§ **Requirements**
Carry none of the pictures over; write out the complete data exactly.

-- start Supplied data --

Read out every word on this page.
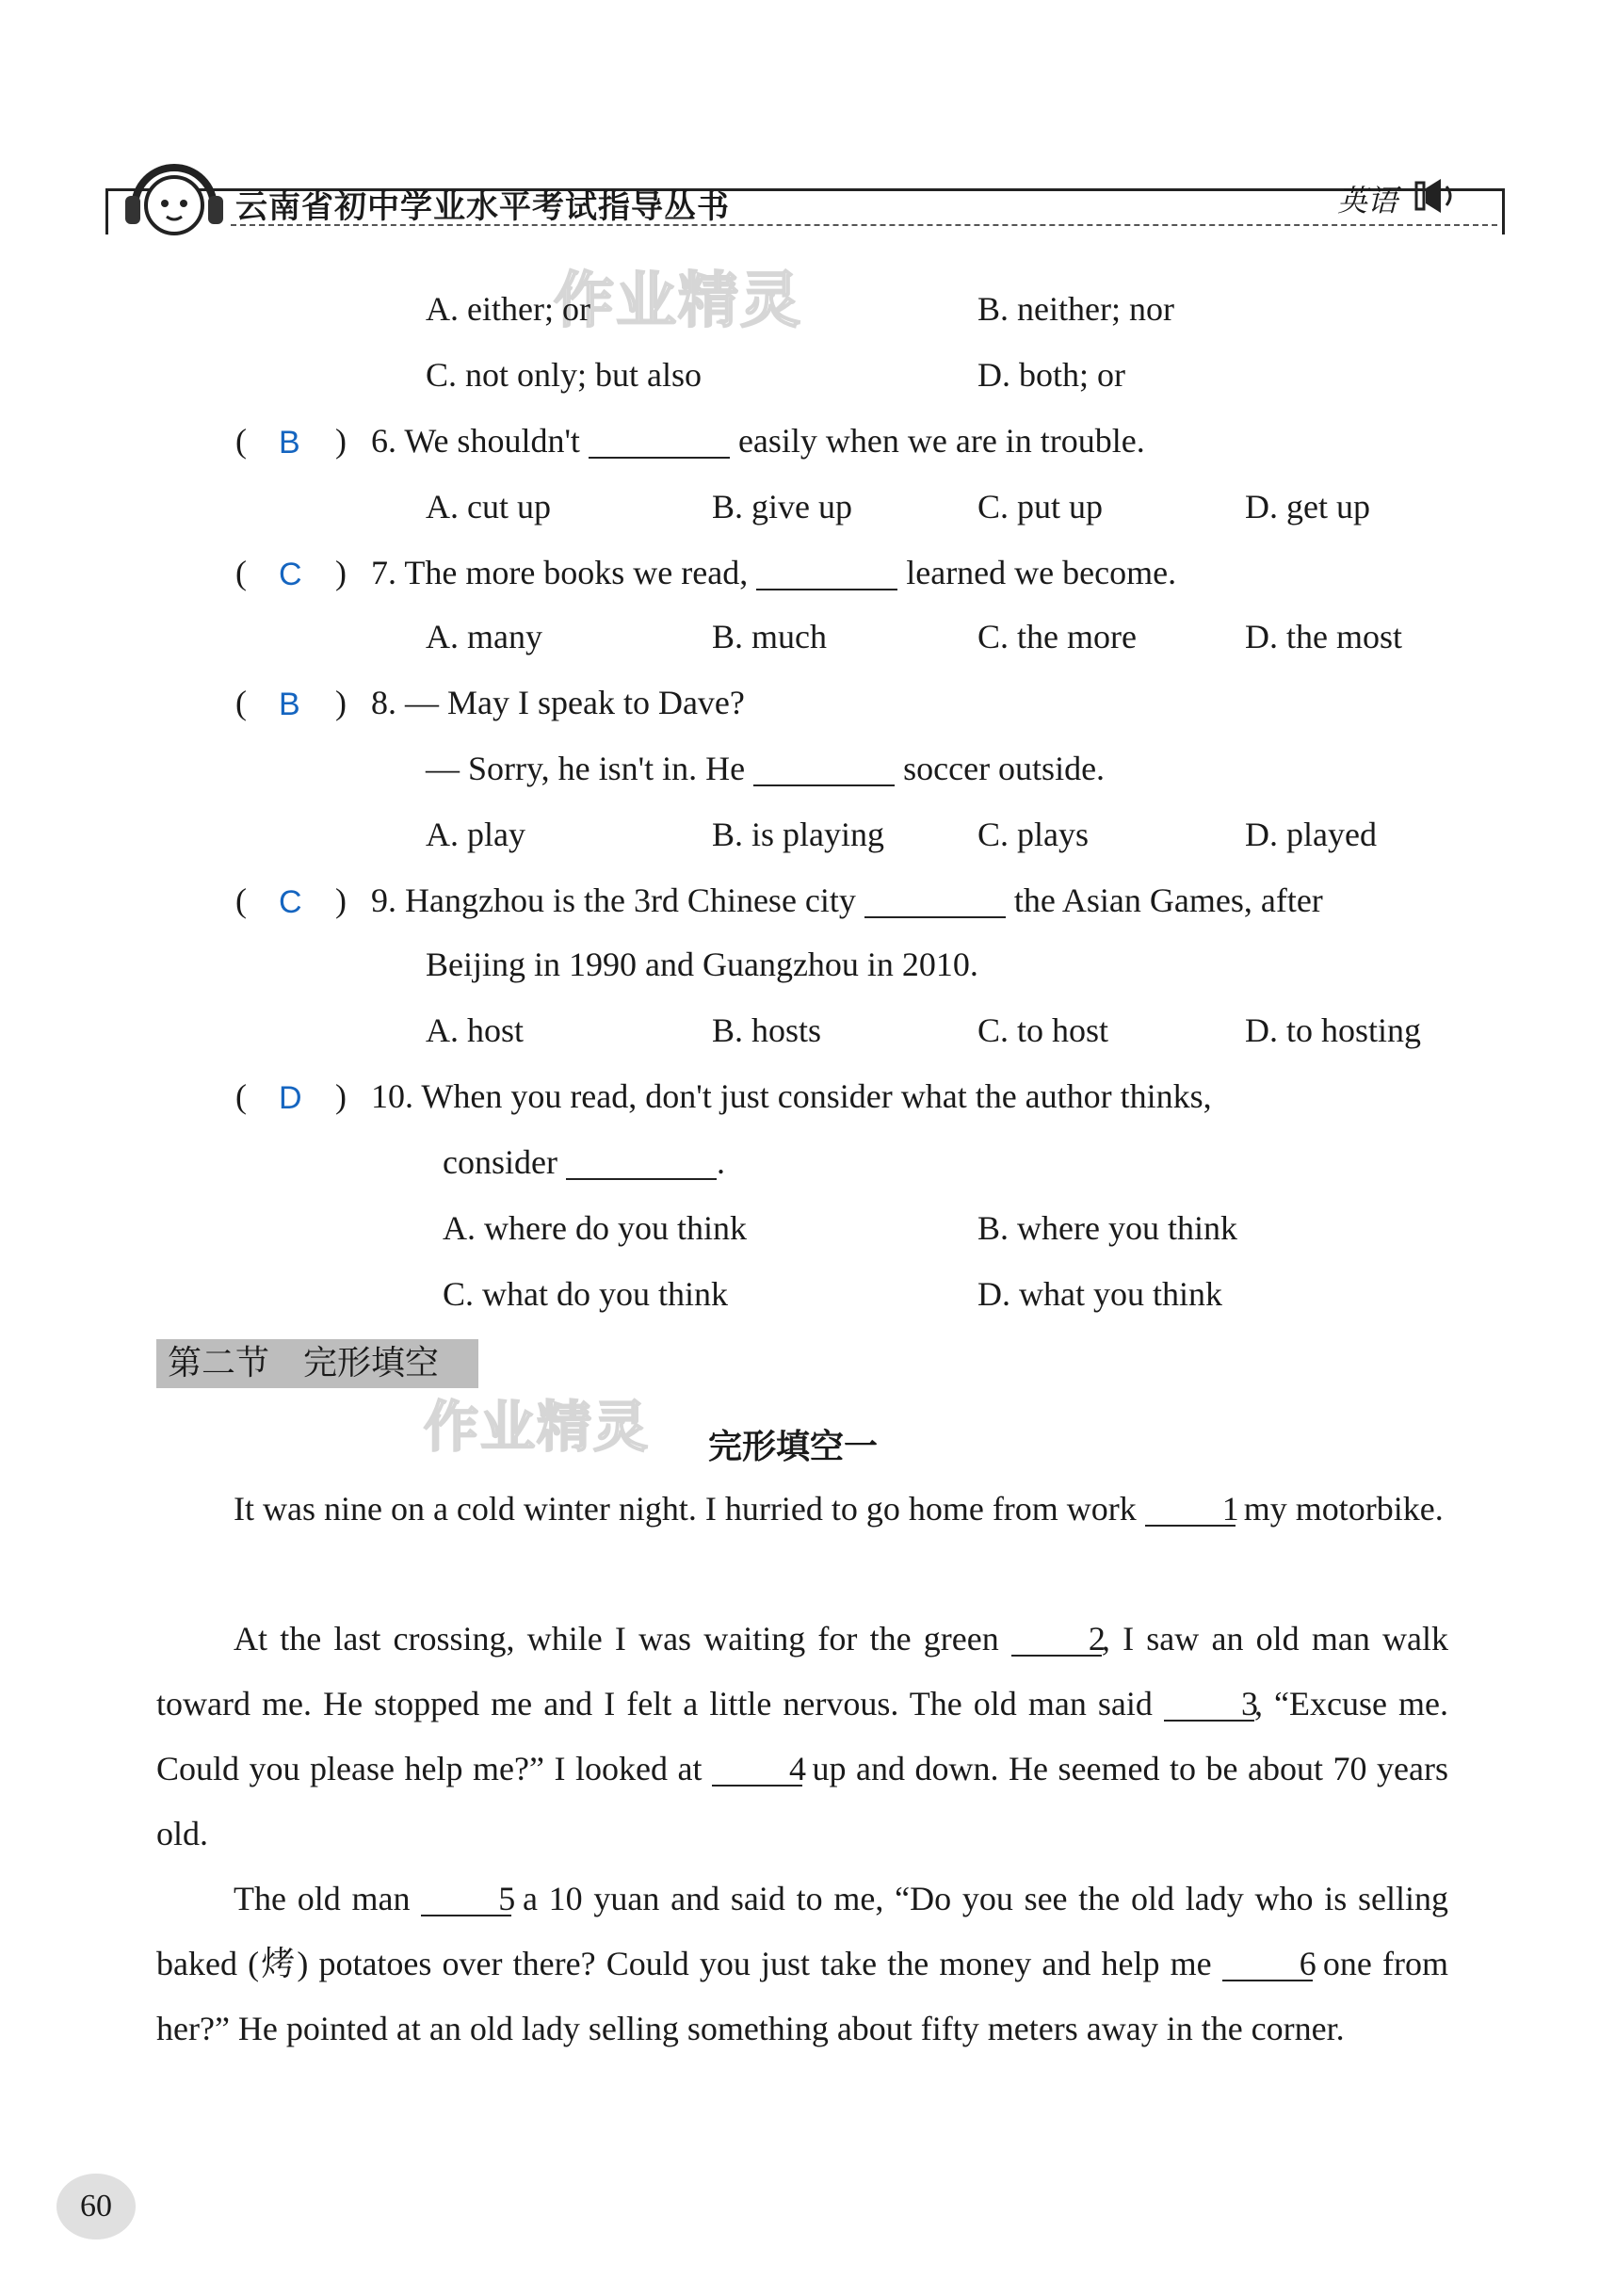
云南省初中学业水平考试指导丛书	英语
作业精灵
作业精灵
A. either; or	B. neither; nor
C. not only; but also	D. both; or
( B ) 6. We shouldn't	easily when we are in trouble.
A. cut up	B. give up	C. put up	D. get up
( C ) 7. The more books we read,	learned we become.
A. many	B. much	C. the more	D. the most
( B ) 8. — May I speak to Dave?
— Sorry, he isn't in. He	soccer outside.
A. play	B. is playing	C. plays	D. played
( C ) 9. Hangzhou is the 3rd Chinese city	the Asian Games, after
Beijing in 1990 and Guangzhou in 2010.
A. host	B. hosts	C. to host	D. to hosting
( D ) 10. When you read, don't just consider what the author thinks,
consider	.
A. where do you think	B. where you think
C. what do you think	D. what you think
第二节　完形填空
完形填空一
It was nine on a cold winter night. I hurried to go home from work 1 my motorbike.
At the last crossing, while I was waiting for the green 2, I saw an old man walk toward me. He stopped me and I felt a little nervous. The old man said 3, “Excuse me. Could you please help me?” I looked at 4 up and down. He seemed to be about 70 years old.
The old man 5 a 10 yuan and said to me, “Do you see the old lady who is selling baked (烤) potatoes over there? Could you just take the money and help me 6 one from her?” He pointed at an old lady selling something about fifty meters away in the corner.
60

-- end Supplied data --

§ **Reply**
Read out every word on this page.
云南省初中学业水平考试指导丛书	英语
作业精灵
作业精灵
A. either; or	B. neither; nor
C. not only; but also	D. both; or
( B ) 6. We shouldn't	easily when we are in trouble.
A. cut up	B. give up	C. put up	D. get up
( C ) 7. The more books we read,	learned we become.
A. many	B. much	C. the more	D. the most
( B ) 8. — May I speak to Dave?
— Sorry, he isn't in. He	soccer outside.
A. play	B. is playing	C. plays	D. played
( C ) 9. Hangzhou is the 3rd Chinese city	the Asian Games, after
Beijing in 1990 and Guangzhou in 2010.
A. host	B. hosts	C. to host	D. to hosting
( D ) 10. When you read, don't just consider what the author thinks,
consider	.
A. where do you think	B. where you think
C. what do you think	D. what you think
第二节　完形填空
完形填空一
It was nine on a cold winter night. I hurried to go home from work 1 my motorbike.
At the last crossing, while I was waiting for the green 2, I saw an old man walk toward me. He stopped me and I felt a little nervous. The old man said 3, “Excuse me. Could you please help me?” I looked at 4 up and down. He seemed to be about 70 years old.
The old man 5 a 10 yuan and said to me, “Do you see the old lady who is selling baked (烤) potatoes over there? Could you just take the money and help me 6 one from her?” He pointed at an old lady selling something about fifty meters away in the corner.
60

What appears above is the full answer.